:: Written problem ::
Determine the number of lines in the data that include the word "Network", and write only that number.

## begin

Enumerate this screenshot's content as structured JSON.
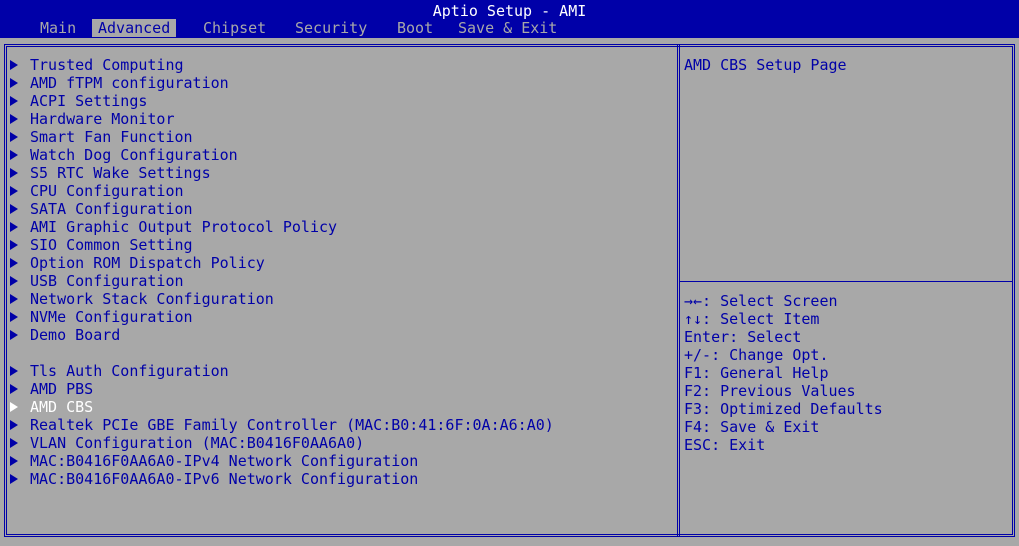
{
  "window": {
    "title": "Aptio Setup - AMI"
  },
  "tabs": [
    {
      "label": "Main"
    },
    {
      "label": "Advanced"
    },
    {
      "label": "Chipset"
    },
    {
      "label": "Security"
    },
    {
      "label": "Boot"
    },
    {
      "label": "Save & Exit"
    }
  ],
  "menu": [
    {
      "label": "Trusted Computing"
    },
    {
      "label": "AMD fTPM configuration"
    },
    {
      "label": "ACPI Settings"
    },
    {
      "label": "Hardware Monitor"
    },
    {
      "label": "Smart Fan Function"
    },
    {
      "label": "Watch Dog Configuration"
    },
    {
      "label": "S5 RTC Wake Settings"
    },
    {
      "label": "CPU Configuration"
    },
    {
      "label": "SATA Configuration"
    },
    {
      "label": "AMI Graphic Output Protocol Policy"
    },
    {
      "label": "SIO Common Setting"
    },
    {
      "label": "Option ROM Dispatch Policy"
    },
    {
      "label": "USB Configuration"
    },
    {
      "label": "Network Stack Configuration"
    },
    {
      "label": "NVMe Configuration"
    },
    {
      "label": "Demo Board"
    },
    {
      "label": "Tls Auth Configuration"
    },
    {
      "label": "AMD PBS"
    },
    {
      "label": "AMD CBS"
    },
    {
      "label": "Realtek PCIe GBE Family Controller (MAC:B0:41:6F:0A:A6:A0)"
    },
    {
      "label": "VLAN Configuration (MAC:B0416F0AA6A0)"
    },
    {
      "label": "MAC:B0416F0AA6A0-IPv4 Network Configuration"
    },
    {
      "label": "MAC:B0416F0AA6A0-IPv6 Network Configuration"
    }
  ],
  "help_text": "AMD CBS Setup Page",
  "key_help": [
    {
      "text": "→←: Select Screen"
    },
    {
      "text": "↑↓: Select Item"
    },
    {
      "text": "Enter: Select"
    },
    {
      "text": "+/-: Change Opt."
    },
    {
      "text": "F1: General Help"
    },
    {
      "text": "F2: Previous Values"
    },
    {
      "text": "F3: Optimized Defaults"
    },
    {
      "text": "F4: Save & Exit"
    },
    {
      "text": "ESC: Exit"
    }
  ],
  "colors": {
    "background": "#a8a8a8",
    "accent": "#0000a8",
    "highlight_text": "#ffffff"
  }
}
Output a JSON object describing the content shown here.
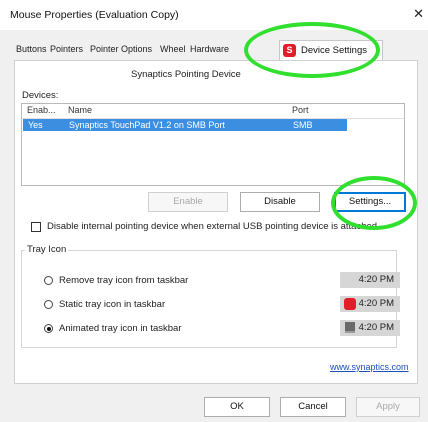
{
  "window": {
    "title": "Mouse Properties (Evaluation Copy)",
    "close_glyph": "✕"
  },
  "tabs": [
    {
      "label": "Buttons"
    },
    {
      "label": "Pointers"
    },
    {
      "label": "Pointer Options"
    },
    {
      "label": "Wheel"
    },
    {
      "label": "Hardware"
    },
    {
      "label": "Device Settings",
      "active": true,
      "icon": "synaptics-icon"
    }
  ],
  "panel": {
    "heading": "Synaptics Pointing Device",
    "devices_label": "Devices:",
    "columns": {
      "enabled": "Enab...",
      "name": "Name",
      "port": "Port"
    },
    "devices": [
      {
        "enabled": "Yes",
        "name": "Synaptics TouchPad V1.2 on SMB Port",
        "port": "SMB",
        "selected": true
      }
    ],
    "buttons": {
      "enable": "Enable",
      "disable": "Disable",
      "settings": "Settings..."
    },
    "checkbox_label": "Disable internal pointing device when external USB pointing device is attached",
    "checkbox_checked": false
  },
  "tray": {
    "title": "Tray Icon",
    "options": [
      {
        "label": "Remove tray icon from taskbar",
        "checked": false,
        "time": "4:20 PM",
        "icon": ""
      },
      {
        "label": "Static tray icon in taskbar",
        "checked": false,
        "time": "4:20 PM",
        "icon": "synaptics-red-icon"
      },
      {
        "label": "Animated tray icon in taskbar",
        "checked": true,
        "time": "4:20 PM",
        "icon": "touchpad-gray-icon"
      }
    ]
  },
  "link": "www.synaptics.com",
  "footer": {
    "ok": "OK",
    "cancel": "Cancel",
    "apply": "Apply"
  },
  "colors": {
    "highlight": "#31e02e",
    "selection": "#3c8fe0",
    "synaptics_red": "#e11d2a"
  }
}
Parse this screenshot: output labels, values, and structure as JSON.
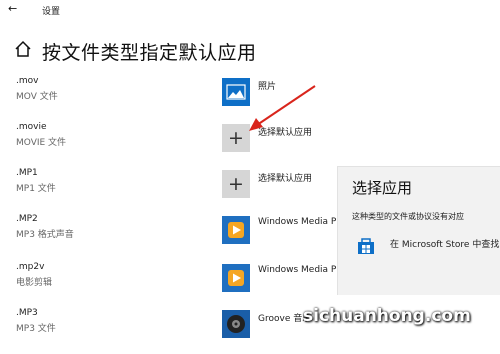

## end

:: Result of the task ::
3